• Work required:
Extract the entries in their exact form.

-- Begin Data section --

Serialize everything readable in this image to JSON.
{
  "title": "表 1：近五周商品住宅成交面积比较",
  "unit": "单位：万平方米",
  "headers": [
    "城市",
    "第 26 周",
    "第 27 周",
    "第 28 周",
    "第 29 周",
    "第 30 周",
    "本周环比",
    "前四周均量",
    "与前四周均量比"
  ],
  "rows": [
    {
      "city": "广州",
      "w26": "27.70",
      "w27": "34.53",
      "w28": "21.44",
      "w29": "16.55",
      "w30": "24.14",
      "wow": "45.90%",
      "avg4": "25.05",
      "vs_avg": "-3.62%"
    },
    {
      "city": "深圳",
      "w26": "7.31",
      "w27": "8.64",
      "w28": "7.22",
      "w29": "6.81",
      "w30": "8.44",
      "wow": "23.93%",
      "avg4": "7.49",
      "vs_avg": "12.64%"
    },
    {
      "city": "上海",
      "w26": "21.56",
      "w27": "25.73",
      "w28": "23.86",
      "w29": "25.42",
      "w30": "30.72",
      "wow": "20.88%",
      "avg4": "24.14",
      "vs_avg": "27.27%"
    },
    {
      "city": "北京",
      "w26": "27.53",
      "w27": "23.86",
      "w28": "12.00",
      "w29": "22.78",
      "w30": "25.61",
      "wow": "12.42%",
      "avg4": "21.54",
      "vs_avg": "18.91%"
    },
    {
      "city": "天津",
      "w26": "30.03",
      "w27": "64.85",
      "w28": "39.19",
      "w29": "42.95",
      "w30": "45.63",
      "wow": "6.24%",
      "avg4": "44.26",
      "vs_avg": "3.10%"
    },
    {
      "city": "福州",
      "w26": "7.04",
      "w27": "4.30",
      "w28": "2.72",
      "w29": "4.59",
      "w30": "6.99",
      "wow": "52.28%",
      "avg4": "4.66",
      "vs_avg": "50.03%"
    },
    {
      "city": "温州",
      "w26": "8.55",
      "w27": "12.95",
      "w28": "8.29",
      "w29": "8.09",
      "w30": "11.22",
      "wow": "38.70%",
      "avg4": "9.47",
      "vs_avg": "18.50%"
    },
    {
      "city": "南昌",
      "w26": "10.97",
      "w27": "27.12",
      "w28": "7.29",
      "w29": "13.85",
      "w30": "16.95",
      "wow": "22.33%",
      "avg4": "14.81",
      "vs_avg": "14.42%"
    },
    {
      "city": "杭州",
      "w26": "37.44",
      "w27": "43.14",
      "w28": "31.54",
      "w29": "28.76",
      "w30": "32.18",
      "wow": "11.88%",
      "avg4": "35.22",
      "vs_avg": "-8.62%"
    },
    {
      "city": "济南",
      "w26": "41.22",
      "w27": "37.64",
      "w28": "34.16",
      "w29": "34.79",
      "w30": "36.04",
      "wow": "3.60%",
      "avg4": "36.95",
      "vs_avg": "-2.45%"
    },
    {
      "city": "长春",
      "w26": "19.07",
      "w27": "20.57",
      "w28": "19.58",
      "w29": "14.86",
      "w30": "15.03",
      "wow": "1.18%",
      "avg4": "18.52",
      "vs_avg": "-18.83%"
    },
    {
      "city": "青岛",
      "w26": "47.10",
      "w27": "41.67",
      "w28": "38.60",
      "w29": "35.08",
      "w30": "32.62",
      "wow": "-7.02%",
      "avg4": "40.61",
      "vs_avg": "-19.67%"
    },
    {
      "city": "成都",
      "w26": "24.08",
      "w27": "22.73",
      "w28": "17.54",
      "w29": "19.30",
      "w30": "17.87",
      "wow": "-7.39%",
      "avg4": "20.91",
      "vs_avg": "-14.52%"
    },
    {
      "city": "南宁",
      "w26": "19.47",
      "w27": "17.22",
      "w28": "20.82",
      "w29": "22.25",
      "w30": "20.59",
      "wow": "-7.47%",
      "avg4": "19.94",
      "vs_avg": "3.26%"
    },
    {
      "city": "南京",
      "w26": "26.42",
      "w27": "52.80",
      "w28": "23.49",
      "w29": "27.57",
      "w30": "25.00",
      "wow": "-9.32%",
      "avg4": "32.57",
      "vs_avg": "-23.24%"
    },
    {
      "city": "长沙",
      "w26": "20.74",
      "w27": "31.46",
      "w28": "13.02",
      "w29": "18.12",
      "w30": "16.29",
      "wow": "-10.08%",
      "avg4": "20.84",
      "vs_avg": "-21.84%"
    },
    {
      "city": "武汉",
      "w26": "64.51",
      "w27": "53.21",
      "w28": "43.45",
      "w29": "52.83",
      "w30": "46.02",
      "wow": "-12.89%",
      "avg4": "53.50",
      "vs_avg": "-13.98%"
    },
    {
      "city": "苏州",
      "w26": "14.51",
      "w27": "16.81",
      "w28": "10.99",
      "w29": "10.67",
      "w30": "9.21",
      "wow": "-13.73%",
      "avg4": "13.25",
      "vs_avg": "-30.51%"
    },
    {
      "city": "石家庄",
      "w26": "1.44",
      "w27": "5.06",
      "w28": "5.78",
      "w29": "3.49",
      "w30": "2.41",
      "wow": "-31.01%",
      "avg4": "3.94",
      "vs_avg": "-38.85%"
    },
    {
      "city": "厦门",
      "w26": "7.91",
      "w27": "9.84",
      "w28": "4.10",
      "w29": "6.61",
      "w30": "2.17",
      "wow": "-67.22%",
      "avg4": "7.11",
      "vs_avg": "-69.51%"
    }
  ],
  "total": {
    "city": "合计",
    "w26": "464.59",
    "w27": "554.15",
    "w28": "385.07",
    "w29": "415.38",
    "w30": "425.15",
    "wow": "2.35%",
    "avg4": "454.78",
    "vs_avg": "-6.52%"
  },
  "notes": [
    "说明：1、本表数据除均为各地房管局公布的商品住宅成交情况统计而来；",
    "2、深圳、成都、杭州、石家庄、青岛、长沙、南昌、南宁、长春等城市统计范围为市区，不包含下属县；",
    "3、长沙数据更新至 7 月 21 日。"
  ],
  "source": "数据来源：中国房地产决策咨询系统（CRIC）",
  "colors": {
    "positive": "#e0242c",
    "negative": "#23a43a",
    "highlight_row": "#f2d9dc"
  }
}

-- End Data section --

• Answer in full:
Serialize everything readable in this image to JSON.
{
  "title": "表 1：近五周商品住宅成交面积比较",
  "unit": "单位：万平方米",
  "headers": [
    "城市",
    "第 26 周",
    "第 27 周",
    "第 28 周",
    "第 29 周",
    "第 30 周",
    "本周环比",
    "前四周均量",
    "与前四周均量比"
  ],
  "rows": [
    {
      "city": "广州",
      "w26": "27.70",
      "w27": "34.53",
      "w28": "21.44",
      "w29": "16.55",
      "w30": "24.14",
      "wow": "45.90%",
      "avg4": "25.05",
      "vs_avg": "-3.62%"
    },
    {
      "city": "深圳",
      "w26": "7.31",
      "w27": "8.64",
      "w28": "7.22",
      "w29": "6.81",
      "w30": "8.44",
      "wow": "23.93%",
      "avg4": "7.49",
      "vs_avg": "12.64%"
    },
    {
      "city": "上海",
      "w26": "21.56",
      "w27": "25.73",
      "w28": "23.86",
      "w29": "25.42",
      "w30": "30.72",
      "wow": "20.88%",
      "avg4": "24.14",
      "vs_avg": "27.27%"
    },
    {
      "city": "北京",
      "w26": "27.53",
      "w27": "23.86",
      "w28": "12.00",
      "w29": "22.78",
      "w30": "25.61",
      "wow": "12.42%",
      "avg4": "21.54",
      "vs_avg": "18.91%"
    },
    {
      "city": "天津",
      "w26": "30.03",
      "w27": "64.85",
      "w28": "39.19",
      "w29": "42.95",
      "w30": "45.63",
      "wow": "6.24%",
      "avg4": "44.26",
      "vs_avg": "3.10%"
    },
    {
      "city": "福州",
      "w26": "7.04",
      "w27": "4.30",
      "w28": "2.72",
      "w29": "4.59",
      "w30": "6.99",
      "wow": "52.28%",
      "avg4": "4.66",
      "vs_avg": "50.03%"
    },
    {
      "city": "温州",
      "w26": "8.55",
      "w27": "12.95",
      "w28": "8.29",
      "w29": "8.09",
      "w30": "11.22",
      "wow": "38.70%",
      "avg4": "9.47",
      "vs_avg": "18.50%"
    },
    {
      "city": "南昌",
      "w26": "10.97",
      "w27": "27.12",
      "w28": "7.29",
      "w29": "13.85",
      "w30": "16.95",
      "wow": "22.33%",
      "avg4": "14.81",
      "vs_avg": "14.42%"
    },
    {
      "city": "杭州",
      "w26": "37.44",
      "w27": "43.14",
      "w28": "31.54",
      "w29": "28.76",
      "w30": "32.18",
      "wow": "11.88%",
      "avg4": "35.22",
      "vs_avg": "-8.62%"
    },
    {
      "city": "济南",
      "w26": "41.22",
      "w27": "37.64",
      "w28": "34.16",
      "w29": "34.79",
      "w30": "36.04",
      "wow": "3.60%",
      "avg4": "36.95",
      "vs_avg": "-2.45%"
    },
    {
      "city": "长春",
      "w26": "19.07",
      "w27": "20.57",
      "w28": "19.58",
      "w29": "14.86",
      "w30": "15.03",
      "wow": "1.18%",
      "avg4": "18.52",
      "vs_avg": "-18.83%"
    },
    {
      "city": "青岛",
      "w26": "47.10",
      "w27": "41.67",
      "w28": "38.60",
      "w29": "35.08",
      "w30": "32.62",
      "wow": "-7.02%",
      "avg4": "40.61",
      "vs_avg": "-19.67%"
    },
    {
      "city": "成都",
      "w26": "24.08",
      "w27": "22.73",
      "w28": "17.54",
      "w29": "19.30",
      "w30": "17.87",
      "wow": "-7.39%",
      "avg4": "20.91",
      "vs_avg": "-14.52%"
    },
    {
      "city": "南宁",
      "w26": "19.47",
      "w27": "17.22",
      "w28": "20.82",
      "w29": "22.25",
      "w30": "20.59",
      "wow": "-7.47%",
      "avg4": "19.94",
      "vs_avg": "3.26%"
    },
    {
      "city": "南京",
      "w26": "26.42",
      "w27": "52.80",
      "w28": "23.49",
      "w29": "27.57",
      "w30": "25.00",
      "wow": "-9.32%",
      "avg4": "32.57",
      "vs_avg": "-23.24%"
    },
    {
      "city": "长沙",
      "w26": "20.74",
      "w27": "31.46",
      "w28": "13.02",
      "w29": "18.12",
      "w30": "16.29",
      "wow": "-10.08%",
      "avg4": "20.84",
      "vs_avg": "-21.84%"
    },
    {
      "city": "武汉",
      "w26": "64.51",
      "w27": "53.21",
      "w28": "43.45",
      "w29": "52.83",
      "w30": "46.02",
      "wow": "-12.89%",
      "avg4": "53.50",
      "vs_avg": "-13.98%"
    },
    {
      "city": "苏州",
      "w26": "14.51",
      "w27": "16.81",
      "w28": "10.99",
      "w29": "10.67",
      "w30": "9.21",
      "wow": "-13.73%",
      "avg4": "13.25",
      "vs_avg": "-30.51%"
    },
    {
      "city": "石家庄",
      "w26": "1.44",
      "w27": "5.06",
      "w28": "5.78",
      "w29": "3.49",
      "w30": "2.41",
      "wow": "-31.01%",
      "avg4": "3.94",
      "vs_avg": "-38.85%"
    },
    {
      "city": "厦门",
      "w26": "7.91",
      "w27": "9.84",
      "w28": "4.10",
      "w29": "6.61",
      "w30": "2.17",
      "wow": "-67.22%",
      "avg4": "7.11",
      "vs_avg": "-69.51%"
    }
  ],
  "total": {
    "city": "合计",
    "w26": "464.59",
    "w27": "554.15",
    "w28": "385.07",
    "w29": "415.38",
    "w30": "425.15",
    "wow": "2.35%",
    "avg4": "454.78",
    "vs_avg": "-6.52%"
  },
  "notes": [
    "说明：1、本表数据除均为各地房管局公布的商品住宅成交情况统计而来；",
    "2、深圳、成都、杭州、石家庄、青岛、长沙、南昌、南宁、长春等城市统计范围为市区，不包含下属县；",
    "3、长沙数据更新至 7 月 21 日。"
  ],
  "source": "数据来源：中国房地产决策咨询系统（CRIC）",
  "colors": {
    "positive": "#e0242c",
    "negative": "#23a43a",
    "highlight_row": "#f2d9dc"
  }
}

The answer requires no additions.